Provided information:

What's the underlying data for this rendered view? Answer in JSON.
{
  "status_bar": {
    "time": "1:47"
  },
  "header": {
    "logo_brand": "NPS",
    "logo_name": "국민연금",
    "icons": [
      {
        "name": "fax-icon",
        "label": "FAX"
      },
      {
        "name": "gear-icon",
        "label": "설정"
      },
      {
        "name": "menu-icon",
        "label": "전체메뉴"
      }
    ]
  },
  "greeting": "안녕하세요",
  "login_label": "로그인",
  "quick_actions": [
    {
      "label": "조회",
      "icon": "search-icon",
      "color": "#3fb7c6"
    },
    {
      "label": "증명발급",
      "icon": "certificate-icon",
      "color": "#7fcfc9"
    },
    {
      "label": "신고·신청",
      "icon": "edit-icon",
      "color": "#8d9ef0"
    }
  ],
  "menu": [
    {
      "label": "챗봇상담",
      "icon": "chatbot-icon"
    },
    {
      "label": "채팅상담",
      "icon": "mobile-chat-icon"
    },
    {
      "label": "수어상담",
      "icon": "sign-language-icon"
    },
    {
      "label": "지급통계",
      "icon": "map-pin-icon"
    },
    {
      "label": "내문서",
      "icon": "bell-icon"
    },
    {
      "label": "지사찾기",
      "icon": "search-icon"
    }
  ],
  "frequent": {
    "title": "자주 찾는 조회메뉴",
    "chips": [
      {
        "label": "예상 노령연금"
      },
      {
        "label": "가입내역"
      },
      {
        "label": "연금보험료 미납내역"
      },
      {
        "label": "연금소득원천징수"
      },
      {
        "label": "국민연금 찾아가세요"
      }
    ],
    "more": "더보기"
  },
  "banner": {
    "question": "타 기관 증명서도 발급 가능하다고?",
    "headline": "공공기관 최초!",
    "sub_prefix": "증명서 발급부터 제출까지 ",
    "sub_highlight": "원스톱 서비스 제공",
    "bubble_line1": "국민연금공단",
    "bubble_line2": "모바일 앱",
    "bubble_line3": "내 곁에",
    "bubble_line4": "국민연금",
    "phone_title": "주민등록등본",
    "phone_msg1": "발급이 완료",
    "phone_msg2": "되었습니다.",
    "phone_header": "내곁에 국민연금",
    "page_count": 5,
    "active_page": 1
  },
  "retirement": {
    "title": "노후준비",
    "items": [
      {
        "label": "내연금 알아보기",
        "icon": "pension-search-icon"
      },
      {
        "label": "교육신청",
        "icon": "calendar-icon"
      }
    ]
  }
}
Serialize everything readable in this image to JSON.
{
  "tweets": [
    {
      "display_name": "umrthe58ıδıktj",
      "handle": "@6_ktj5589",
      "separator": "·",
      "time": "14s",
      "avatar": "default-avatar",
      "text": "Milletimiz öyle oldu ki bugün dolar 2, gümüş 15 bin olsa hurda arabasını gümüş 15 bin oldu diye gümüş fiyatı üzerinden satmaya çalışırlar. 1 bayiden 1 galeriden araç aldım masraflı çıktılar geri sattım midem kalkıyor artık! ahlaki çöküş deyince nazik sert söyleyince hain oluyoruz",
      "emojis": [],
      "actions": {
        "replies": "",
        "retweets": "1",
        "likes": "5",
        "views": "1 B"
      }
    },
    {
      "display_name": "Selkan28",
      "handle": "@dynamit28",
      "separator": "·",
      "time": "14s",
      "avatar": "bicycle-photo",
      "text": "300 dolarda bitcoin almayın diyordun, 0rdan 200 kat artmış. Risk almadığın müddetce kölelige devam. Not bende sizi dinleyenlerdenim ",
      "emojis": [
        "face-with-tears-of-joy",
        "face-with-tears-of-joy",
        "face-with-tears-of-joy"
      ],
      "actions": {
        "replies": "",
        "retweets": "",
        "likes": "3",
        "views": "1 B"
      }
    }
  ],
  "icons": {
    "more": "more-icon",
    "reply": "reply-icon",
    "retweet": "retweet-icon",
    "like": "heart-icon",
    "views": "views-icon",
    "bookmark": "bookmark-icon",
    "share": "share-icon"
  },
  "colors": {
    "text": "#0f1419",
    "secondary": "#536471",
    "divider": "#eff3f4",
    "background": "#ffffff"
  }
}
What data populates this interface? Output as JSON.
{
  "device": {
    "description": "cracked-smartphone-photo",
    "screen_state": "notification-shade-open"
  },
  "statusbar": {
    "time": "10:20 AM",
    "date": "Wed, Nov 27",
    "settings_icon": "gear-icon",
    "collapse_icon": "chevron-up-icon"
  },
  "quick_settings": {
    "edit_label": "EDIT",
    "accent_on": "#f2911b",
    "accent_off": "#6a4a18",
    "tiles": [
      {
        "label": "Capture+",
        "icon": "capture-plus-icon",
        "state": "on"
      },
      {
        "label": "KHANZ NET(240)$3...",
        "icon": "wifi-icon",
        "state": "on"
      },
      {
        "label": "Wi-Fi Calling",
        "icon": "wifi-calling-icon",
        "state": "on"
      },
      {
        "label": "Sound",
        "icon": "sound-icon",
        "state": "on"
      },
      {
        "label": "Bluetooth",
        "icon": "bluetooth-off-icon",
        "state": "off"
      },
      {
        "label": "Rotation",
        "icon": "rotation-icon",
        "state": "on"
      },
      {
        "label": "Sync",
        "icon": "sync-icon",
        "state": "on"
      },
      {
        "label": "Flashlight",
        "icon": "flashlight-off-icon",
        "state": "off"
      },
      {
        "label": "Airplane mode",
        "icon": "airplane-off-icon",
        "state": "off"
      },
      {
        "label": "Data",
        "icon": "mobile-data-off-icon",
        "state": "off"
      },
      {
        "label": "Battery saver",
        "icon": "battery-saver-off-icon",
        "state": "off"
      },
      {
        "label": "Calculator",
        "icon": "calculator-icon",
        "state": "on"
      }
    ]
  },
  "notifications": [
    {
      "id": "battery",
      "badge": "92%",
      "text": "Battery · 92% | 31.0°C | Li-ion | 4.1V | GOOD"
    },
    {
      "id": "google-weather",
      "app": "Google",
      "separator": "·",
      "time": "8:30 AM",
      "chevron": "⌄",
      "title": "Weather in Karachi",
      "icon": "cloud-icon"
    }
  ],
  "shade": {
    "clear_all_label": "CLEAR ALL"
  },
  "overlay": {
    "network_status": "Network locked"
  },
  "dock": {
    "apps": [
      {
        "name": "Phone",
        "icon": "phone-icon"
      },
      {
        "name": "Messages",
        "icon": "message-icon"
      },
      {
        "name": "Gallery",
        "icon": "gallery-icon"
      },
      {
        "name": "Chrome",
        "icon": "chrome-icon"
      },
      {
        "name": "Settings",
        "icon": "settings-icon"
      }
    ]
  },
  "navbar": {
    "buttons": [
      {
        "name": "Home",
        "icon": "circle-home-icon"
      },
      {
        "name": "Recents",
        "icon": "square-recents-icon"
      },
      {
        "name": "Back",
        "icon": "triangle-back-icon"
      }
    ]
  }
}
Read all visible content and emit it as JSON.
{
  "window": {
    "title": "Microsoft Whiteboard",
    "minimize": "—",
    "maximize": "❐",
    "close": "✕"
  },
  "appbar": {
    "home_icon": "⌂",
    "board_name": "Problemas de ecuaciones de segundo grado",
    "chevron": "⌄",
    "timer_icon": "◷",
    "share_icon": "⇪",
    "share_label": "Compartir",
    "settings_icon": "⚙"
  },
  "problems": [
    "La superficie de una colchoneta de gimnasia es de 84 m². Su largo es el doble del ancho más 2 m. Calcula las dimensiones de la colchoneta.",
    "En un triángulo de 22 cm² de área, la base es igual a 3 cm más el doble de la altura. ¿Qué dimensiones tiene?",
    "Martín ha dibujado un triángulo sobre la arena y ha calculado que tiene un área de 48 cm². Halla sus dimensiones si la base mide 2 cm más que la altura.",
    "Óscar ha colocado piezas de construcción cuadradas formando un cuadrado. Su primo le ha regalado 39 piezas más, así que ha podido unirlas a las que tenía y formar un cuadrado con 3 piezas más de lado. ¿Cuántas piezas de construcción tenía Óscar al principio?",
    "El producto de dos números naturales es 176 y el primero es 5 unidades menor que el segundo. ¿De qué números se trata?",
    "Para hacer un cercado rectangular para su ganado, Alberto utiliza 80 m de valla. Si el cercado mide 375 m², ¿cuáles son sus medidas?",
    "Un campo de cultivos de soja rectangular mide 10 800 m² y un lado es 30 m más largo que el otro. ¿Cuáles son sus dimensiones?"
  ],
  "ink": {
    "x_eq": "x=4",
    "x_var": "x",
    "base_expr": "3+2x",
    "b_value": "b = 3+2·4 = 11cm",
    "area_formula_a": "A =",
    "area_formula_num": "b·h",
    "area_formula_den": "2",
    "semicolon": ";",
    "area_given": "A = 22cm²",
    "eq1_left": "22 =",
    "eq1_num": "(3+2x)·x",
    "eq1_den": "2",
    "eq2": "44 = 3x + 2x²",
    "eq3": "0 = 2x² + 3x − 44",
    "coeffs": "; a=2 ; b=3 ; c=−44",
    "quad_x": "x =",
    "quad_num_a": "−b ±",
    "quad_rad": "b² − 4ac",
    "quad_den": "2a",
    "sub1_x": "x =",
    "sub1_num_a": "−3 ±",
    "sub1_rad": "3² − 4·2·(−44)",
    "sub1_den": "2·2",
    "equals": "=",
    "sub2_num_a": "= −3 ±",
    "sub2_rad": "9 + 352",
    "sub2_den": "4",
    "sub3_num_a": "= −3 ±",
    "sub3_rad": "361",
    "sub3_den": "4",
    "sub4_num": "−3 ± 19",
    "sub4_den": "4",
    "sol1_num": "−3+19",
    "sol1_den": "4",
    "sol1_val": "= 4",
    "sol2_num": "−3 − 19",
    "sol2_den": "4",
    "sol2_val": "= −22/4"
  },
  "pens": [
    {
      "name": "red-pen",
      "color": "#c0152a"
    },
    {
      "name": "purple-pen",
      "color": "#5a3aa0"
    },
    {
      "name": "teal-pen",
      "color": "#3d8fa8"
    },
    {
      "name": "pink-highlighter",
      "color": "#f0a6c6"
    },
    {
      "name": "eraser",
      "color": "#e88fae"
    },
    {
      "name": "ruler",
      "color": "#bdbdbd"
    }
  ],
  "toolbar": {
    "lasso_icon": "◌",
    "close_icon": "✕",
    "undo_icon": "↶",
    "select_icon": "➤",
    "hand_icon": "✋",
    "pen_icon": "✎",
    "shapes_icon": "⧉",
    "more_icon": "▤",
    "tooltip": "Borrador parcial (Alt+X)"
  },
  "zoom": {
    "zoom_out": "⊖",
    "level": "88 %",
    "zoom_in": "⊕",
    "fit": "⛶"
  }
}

To be done: From the listing above, copy all lines holding the word "this".

Exercise result:
What's the underlying data for this rendered view? Answer in JSON.
Serialize everything readable in this image to JSON.
What data populates this interface? Output as JSON.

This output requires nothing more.